*** Text under study Section Begins ***

Purpose of the Study:

  • To synthesize novel HHQ compounds with ester or amide functionalities (EM1-EM15).
  • To investigate the effects of these compounds on L-type (Cav1.2) and T-type (Cav3.2) calcium channels.
  • To evaluate the potential of amide-containing HHQs as next-generation calcium channel blockers.

Main Methods:

  • Synthesis of novel HHQ ester and amide derivatives (EM1-EM15).
  • Whole-cell patch clamp electrophysiology to assess calcium channel blocking activity.
  • Molecular docking and dynamics simulations for binding mode analysis.
  • In vitro metabolic stability assays using rat microsomes.

Main Results:

  • Amide-containing HHQs demonstrated significant blocking activity on both L-type and T-type calcium channels, though less potent than ester counterparts.
  • The (R)-enantiomer of EM4 was identified as the primary contributor to calcium channel blockade.

*** Text under study Section Ends ***
*** Provided material Section Begins ***

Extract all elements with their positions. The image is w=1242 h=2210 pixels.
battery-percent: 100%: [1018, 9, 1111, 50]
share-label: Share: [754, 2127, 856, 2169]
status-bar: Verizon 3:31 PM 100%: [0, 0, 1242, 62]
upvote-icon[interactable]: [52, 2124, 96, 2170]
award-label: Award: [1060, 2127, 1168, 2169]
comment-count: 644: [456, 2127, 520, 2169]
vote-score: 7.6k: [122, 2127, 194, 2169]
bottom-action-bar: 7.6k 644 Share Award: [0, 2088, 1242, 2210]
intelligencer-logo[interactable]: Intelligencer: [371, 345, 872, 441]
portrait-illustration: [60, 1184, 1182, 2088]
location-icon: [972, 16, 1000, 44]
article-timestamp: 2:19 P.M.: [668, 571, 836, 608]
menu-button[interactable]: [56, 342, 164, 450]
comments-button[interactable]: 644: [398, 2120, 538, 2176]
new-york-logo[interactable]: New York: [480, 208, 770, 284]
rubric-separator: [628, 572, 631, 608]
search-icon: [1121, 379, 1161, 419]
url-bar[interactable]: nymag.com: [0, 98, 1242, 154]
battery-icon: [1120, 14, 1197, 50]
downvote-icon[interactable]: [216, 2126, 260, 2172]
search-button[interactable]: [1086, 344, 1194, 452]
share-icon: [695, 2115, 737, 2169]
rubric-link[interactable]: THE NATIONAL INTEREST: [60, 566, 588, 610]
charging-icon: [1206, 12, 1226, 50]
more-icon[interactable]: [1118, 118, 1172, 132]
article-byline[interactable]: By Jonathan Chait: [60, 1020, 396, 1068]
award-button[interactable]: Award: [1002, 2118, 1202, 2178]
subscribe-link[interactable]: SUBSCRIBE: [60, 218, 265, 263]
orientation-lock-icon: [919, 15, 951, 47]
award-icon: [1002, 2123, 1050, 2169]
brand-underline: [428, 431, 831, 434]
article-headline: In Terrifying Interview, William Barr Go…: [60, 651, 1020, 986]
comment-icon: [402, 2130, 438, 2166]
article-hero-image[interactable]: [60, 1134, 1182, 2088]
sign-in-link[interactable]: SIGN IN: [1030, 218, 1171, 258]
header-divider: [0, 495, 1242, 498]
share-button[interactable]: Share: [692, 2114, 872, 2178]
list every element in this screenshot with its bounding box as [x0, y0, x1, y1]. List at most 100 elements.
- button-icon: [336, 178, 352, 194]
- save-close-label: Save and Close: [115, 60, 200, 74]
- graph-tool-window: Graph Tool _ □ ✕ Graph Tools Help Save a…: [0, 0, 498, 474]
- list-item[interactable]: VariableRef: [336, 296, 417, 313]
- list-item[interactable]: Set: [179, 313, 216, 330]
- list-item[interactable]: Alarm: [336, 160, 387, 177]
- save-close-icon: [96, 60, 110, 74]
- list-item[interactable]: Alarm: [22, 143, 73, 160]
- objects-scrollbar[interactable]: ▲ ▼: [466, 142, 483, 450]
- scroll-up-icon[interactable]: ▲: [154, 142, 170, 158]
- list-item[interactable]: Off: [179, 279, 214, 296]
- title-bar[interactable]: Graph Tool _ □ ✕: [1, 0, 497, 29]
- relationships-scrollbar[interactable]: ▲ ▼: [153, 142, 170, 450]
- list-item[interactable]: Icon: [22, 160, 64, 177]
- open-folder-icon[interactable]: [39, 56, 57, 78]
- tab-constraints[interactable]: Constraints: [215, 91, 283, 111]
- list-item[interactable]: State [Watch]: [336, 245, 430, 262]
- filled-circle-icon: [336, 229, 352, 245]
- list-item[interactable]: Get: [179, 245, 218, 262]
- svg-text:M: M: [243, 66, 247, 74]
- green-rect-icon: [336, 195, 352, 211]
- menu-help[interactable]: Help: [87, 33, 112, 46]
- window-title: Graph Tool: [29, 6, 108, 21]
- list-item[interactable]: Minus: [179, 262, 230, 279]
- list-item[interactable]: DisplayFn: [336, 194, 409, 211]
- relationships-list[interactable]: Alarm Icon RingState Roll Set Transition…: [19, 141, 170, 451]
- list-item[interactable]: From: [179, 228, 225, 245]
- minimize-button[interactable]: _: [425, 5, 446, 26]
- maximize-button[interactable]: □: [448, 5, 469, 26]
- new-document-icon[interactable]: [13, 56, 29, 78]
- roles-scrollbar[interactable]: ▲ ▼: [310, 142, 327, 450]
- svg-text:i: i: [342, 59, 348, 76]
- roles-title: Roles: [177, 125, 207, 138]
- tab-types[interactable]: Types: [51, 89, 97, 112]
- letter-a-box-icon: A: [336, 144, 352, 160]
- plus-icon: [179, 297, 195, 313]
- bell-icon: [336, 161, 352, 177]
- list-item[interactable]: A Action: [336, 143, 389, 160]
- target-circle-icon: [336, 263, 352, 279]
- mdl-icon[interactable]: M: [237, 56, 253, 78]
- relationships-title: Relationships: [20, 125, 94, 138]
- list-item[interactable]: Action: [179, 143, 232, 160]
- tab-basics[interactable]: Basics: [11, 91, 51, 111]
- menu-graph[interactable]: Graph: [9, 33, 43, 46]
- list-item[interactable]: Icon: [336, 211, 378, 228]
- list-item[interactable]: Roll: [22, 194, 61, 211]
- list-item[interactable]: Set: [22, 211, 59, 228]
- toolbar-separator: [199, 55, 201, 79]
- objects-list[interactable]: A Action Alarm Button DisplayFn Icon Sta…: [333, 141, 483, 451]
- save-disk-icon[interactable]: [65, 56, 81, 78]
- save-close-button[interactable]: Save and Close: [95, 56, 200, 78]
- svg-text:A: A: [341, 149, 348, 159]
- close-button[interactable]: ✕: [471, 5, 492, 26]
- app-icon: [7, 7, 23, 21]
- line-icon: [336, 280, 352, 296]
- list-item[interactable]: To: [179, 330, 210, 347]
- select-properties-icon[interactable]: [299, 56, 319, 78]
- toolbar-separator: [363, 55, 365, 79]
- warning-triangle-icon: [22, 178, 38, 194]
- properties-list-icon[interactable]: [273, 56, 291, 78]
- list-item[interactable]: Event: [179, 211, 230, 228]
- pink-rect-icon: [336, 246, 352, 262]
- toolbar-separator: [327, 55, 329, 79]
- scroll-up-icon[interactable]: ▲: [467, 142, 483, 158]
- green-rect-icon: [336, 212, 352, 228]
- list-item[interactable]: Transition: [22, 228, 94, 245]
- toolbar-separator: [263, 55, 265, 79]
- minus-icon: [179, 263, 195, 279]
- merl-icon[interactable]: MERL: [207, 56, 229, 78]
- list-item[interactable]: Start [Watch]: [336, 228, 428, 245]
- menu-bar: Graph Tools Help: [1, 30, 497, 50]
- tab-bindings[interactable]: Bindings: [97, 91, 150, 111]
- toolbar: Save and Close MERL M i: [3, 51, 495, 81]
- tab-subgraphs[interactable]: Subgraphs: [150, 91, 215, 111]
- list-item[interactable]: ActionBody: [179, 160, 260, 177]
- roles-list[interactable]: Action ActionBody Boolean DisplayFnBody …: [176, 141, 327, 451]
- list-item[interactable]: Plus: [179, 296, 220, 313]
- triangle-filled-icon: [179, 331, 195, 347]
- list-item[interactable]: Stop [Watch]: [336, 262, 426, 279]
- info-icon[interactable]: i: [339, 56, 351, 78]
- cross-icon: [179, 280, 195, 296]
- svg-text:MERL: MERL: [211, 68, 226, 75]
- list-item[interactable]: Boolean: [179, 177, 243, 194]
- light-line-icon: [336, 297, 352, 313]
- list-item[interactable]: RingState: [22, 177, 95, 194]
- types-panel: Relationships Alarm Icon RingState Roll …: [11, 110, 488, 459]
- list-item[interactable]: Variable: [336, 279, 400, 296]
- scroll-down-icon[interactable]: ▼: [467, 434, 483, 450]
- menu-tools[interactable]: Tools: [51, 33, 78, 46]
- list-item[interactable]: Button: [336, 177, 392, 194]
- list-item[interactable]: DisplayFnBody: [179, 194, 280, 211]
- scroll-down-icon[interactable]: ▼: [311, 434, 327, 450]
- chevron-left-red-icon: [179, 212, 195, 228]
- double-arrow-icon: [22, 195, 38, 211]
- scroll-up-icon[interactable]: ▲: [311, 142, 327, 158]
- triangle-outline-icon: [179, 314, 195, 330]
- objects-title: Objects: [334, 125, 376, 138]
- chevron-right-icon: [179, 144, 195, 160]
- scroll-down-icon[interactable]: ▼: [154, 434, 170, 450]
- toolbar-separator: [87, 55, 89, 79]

*** Provided material Section Ends ***

[Exercises]:
1. In the text on HHQ calcium channel blockers, which enantiomer of EM4 was identified as the main contributor to calcium channel blockade?
2. Write a continuation of the text on HHQ calcium channel blockers, starting after its final bullet under "Main Results:".

[Response list]:
1. The (R)-enantiomer of EM4.

2.
  • Molecular simulations revealed binding modes in Cav1.2 similar to amlodipine and identified a binding site in Cav3.2.
  • Amide derivatives exhibited superior metabolic stability compared to esters.

Conclusions:

  • Hexahydroquinoline scaffolds with amide groups represent a promising avenue for developing novel calcium channel blockers.
  • These compounds show potential for treating cardiovascular diseases and pain, with enhanced metabolic stability.
  • The (R)-isomer is crucial for the observed calcium channel blocking activity.